§ **Text section**:
★ ★ ★

Simple rules for fragment shader

Do not write depth

This obviously makes resulting depth value unpredictable, so LRZ has to be completely disabled.

Note, the output values of manually written depth could be bound by conservative depth modifier, for GLSL this is achieved by GL_ARB_conservative_depth extension, like this:

layout (depth_greater) out float gl_FragDepth;

However, Turnip at the moment does not consider this hint, and it is unknown if Qualcomm’s proprietary driver does.

Do not use Blending/Logic OPs/colorWriteMask

All of them make a new fragment value depend on the old fragment value. LRZ is temporary disabled in this case.

Do not have side-effects in fragment shaders

Writing to SSBO, images, … from fragment shader forces late Z, thus it is incompatible with LRZ. At the moment Turnip completely disables LRZ when shader has such side-effects.

Do not discard fragments

Discarding fragments moves the decision whether fragment contributes to the depth buffer to the time of fragment shader execution. LRZ is temporary disabled in this case.

LRZ in secondary command buffers and dynamic rendering

TLDR: Since Snapdragon 865 (Adreno 650) LRZ supported in secondary command buffers.

TLDR: LRZ would work with VK_KHR_dynamic_rendering, but you’d like to avoid using this extension because it isn’t nice to tilers.


Official docs state that LRZ is disabled with “Use of secondary command buffers (Vulkan)”, and on another page that “Snapdragon 865 and newer will not disable LRZ based on this criteria”.

Why?

Because up to Snapdragon 865 tracking of the direction is done on the CPU, meaning that LRZ direction is kept in internal renderpass object, updated and checked without any GPU involvement.

But starting from Snapdragon 865 the direction could be tracked on GPU which allows driver not to know previous LRZ direction during a command buffer construction. Therefor secondary command buffers could now use LRZ!


Recently Vulkan 1.3 came out and mandated the support of VK_KHR_dynamic_rendering. It gets rid of complicated VkRenderpass and VkFramebuffer setup, but much more exciting is a simpler way for parallel renderpasses construction (with VK_RENDERING_SUSPENDING_BIT / VK_RENDERING_RESUMING_BIT flags).

VK_KHR_dynamic_rendering poses a similar challenge for LRZ as secondary command buffers and has the same solution.

★ ★ ★

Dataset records
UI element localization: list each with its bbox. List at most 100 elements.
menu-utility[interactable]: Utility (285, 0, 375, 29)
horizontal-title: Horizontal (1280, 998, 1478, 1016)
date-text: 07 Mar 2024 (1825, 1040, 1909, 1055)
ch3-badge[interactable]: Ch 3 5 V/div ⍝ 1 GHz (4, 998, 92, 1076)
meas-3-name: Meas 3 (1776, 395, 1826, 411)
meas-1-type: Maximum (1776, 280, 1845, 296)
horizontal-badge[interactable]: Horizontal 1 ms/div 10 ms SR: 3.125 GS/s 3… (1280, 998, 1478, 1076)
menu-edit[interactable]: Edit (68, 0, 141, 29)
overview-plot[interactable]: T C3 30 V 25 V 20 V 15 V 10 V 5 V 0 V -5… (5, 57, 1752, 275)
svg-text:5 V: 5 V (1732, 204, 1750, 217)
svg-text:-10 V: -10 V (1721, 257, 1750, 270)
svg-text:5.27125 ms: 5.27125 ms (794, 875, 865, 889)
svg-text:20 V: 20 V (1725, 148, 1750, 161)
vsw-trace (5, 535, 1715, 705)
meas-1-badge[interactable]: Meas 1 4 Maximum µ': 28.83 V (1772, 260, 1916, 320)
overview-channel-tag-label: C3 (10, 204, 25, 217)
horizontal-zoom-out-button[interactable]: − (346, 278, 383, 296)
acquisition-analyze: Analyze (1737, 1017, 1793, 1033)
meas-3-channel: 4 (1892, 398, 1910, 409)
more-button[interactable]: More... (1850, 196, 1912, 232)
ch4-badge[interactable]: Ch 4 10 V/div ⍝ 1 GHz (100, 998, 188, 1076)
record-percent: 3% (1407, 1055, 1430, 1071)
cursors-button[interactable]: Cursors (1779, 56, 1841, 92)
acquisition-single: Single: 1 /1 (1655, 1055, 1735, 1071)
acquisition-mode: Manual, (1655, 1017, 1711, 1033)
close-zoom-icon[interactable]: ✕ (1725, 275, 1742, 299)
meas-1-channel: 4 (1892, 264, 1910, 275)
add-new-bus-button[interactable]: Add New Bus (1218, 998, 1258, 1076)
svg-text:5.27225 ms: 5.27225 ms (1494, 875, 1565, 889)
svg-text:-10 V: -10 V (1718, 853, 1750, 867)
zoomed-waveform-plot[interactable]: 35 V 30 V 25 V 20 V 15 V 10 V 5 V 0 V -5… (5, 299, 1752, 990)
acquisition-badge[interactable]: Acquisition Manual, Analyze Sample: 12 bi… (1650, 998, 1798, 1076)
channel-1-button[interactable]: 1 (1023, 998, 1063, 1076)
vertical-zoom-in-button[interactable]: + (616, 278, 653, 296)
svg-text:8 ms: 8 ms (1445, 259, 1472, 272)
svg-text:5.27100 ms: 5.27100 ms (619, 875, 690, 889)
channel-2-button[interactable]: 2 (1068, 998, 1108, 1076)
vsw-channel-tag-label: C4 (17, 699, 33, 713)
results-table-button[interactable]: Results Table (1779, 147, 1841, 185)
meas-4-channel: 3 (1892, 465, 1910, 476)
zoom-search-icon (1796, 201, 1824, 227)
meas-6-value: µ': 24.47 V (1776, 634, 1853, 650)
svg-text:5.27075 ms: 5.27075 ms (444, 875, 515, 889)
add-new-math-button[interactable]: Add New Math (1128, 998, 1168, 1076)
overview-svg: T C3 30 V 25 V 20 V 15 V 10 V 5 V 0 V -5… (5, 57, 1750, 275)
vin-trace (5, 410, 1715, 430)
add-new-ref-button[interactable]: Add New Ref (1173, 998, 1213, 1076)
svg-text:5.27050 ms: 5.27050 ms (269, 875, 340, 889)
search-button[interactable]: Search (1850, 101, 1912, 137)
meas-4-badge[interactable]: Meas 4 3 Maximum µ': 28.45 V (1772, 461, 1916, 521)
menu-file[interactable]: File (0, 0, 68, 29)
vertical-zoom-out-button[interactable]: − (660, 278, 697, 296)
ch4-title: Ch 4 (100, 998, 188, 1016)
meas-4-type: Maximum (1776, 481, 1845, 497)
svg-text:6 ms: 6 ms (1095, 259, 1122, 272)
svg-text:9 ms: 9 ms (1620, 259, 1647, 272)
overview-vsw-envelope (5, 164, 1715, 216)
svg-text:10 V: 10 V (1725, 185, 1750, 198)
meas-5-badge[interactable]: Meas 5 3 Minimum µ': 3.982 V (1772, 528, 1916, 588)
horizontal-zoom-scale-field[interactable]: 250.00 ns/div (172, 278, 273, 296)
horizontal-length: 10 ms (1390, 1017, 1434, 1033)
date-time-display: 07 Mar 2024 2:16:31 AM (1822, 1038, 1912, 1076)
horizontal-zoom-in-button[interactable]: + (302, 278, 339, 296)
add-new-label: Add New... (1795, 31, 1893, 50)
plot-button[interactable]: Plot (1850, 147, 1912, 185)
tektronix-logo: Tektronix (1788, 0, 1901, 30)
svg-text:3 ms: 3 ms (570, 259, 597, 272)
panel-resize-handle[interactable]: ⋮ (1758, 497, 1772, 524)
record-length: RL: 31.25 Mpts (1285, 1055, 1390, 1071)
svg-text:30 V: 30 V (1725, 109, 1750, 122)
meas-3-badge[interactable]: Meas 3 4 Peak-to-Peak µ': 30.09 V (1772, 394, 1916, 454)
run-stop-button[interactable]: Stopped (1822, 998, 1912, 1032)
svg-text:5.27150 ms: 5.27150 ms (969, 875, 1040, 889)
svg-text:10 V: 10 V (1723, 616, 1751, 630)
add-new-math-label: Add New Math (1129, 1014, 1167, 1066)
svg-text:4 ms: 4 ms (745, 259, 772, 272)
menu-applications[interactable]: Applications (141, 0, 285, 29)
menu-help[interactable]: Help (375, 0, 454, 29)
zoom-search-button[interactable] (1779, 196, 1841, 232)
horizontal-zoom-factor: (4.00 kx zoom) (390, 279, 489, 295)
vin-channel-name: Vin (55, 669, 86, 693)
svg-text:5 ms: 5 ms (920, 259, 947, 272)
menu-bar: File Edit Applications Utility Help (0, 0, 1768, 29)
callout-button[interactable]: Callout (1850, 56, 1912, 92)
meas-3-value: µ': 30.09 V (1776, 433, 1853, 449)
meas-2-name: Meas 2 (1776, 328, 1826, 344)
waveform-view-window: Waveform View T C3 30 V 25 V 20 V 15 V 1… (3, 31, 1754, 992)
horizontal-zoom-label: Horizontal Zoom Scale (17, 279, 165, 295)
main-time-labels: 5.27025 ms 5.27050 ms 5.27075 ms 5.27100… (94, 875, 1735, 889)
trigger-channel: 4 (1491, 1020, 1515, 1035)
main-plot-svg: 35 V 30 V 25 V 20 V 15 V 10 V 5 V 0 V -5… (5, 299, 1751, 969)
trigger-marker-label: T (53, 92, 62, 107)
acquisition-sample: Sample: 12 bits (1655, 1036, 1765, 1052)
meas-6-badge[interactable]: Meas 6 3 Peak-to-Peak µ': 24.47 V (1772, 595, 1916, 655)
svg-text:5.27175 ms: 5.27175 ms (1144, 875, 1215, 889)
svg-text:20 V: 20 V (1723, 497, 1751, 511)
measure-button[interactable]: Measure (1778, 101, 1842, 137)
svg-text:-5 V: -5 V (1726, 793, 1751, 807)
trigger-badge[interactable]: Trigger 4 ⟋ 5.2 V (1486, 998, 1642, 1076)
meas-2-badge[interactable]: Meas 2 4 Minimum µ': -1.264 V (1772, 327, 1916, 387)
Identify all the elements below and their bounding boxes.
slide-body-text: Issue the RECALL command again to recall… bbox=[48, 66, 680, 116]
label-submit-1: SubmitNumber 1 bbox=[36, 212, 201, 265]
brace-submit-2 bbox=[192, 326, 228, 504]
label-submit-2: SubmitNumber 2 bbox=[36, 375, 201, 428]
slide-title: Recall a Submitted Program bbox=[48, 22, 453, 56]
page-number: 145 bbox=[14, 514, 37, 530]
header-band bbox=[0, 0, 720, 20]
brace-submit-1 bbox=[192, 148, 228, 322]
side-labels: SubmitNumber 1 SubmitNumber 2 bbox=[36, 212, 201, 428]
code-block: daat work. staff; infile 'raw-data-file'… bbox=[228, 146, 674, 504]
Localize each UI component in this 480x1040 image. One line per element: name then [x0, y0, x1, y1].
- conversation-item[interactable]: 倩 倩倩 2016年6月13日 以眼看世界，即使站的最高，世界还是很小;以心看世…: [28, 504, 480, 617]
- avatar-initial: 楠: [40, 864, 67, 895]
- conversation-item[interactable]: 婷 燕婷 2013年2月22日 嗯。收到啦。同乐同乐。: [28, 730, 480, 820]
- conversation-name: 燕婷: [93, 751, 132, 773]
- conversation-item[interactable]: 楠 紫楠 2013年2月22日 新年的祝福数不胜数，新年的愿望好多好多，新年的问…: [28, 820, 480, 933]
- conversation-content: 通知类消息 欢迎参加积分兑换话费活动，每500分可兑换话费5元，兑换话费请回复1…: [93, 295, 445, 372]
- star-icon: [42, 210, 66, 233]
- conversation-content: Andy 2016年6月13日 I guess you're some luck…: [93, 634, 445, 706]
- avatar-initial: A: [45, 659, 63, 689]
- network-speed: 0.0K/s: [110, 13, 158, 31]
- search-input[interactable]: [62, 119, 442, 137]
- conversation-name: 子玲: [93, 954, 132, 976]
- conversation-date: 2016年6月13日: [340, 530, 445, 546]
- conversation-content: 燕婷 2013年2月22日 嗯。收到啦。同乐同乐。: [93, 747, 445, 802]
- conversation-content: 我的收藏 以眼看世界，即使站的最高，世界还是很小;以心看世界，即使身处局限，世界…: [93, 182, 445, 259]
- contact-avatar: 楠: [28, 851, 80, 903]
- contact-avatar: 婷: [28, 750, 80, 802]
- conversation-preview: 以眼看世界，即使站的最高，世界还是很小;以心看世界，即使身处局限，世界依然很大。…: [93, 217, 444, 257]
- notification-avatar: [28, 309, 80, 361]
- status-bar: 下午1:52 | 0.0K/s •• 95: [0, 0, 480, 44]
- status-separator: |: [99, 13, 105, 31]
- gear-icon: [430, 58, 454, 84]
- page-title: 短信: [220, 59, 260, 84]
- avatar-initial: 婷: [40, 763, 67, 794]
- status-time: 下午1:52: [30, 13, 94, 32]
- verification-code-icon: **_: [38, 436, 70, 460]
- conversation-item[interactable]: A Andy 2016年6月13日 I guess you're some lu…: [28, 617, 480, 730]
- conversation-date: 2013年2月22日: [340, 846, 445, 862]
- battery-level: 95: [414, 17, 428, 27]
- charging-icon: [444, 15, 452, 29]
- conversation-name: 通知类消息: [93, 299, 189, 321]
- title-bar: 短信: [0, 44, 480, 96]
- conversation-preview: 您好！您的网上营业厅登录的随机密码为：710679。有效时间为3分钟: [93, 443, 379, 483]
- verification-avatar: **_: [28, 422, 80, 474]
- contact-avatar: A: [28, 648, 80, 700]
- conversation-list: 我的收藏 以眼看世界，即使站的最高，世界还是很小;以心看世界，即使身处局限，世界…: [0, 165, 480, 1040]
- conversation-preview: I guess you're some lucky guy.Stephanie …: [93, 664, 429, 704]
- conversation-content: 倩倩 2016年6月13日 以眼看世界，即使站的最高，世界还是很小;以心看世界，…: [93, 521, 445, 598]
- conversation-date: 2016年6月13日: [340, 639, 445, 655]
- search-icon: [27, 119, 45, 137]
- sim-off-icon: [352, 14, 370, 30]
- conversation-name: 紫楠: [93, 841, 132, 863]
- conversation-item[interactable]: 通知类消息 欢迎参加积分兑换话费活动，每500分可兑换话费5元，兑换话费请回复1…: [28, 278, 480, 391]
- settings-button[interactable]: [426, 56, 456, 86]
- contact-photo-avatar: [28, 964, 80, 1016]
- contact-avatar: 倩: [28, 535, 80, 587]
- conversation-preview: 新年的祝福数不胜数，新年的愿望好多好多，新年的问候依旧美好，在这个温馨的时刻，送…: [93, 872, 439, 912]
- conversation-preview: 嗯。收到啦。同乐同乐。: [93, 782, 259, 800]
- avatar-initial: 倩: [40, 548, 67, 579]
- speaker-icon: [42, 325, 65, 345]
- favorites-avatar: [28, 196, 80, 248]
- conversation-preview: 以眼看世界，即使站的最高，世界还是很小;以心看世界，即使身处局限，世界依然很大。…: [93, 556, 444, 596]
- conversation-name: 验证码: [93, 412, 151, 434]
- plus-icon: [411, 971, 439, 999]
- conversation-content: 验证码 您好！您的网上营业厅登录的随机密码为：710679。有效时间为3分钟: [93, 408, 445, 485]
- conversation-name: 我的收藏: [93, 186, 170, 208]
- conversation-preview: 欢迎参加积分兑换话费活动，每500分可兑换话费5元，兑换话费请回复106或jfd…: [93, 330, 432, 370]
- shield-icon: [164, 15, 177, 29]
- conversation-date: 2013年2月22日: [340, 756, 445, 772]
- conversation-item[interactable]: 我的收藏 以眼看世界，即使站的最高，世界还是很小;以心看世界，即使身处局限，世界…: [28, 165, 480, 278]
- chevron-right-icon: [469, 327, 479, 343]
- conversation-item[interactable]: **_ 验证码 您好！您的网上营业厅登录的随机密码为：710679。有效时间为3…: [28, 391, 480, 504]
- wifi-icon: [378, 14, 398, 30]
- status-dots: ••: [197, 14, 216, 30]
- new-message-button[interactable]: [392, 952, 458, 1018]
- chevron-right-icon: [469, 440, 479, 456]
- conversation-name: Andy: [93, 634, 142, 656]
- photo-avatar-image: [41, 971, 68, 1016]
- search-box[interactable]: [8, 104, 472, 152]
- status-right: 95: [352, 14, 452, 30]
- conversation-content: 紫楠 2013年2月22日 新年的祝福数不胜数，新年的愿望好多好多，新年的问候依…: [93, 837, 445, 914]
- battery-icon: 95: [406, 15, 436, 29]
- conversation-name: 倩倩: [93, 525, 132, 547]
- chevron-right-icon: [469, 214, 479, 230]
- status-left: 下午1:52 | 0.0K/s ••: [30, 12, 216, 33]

★ ★ ★

§ **What you will do**:
A. In the text on LRZ, starting with which Snapdragon chip can the LRZ direction be tracked on the GPU?
B. Reproduce the passage of the text on LRZ that begins with the words containing "Do not have" and ends with "nice to tilers.".

§ **Solutions in order**:
A. Snapdragon 865 (Adreno 650).

B.
Do not have side-effects in fragment shaders

Writing to SSBO, images, … from fragment shader forces late Z, thus it is incompatible with LRZ. At the moment Turnip completely disables LRZ when shader has such side-effects.

Do not discard fragments

Discarding fragments moves the decision whether fragment contributes to the depth buffer to the time of fragment shader execution. LRZ is temporary disabled in this case.

LRZ in secondary command buffers and dynamic rendering

TLDR: Since Snapdragon 865 (Adreno 650) LRZ supported in secondary command buffers.

TLDR: LRZ would work with VK_KHR_dynamic_rendering, but you’d like to avoid using this extension because it isn’t nice to tilers.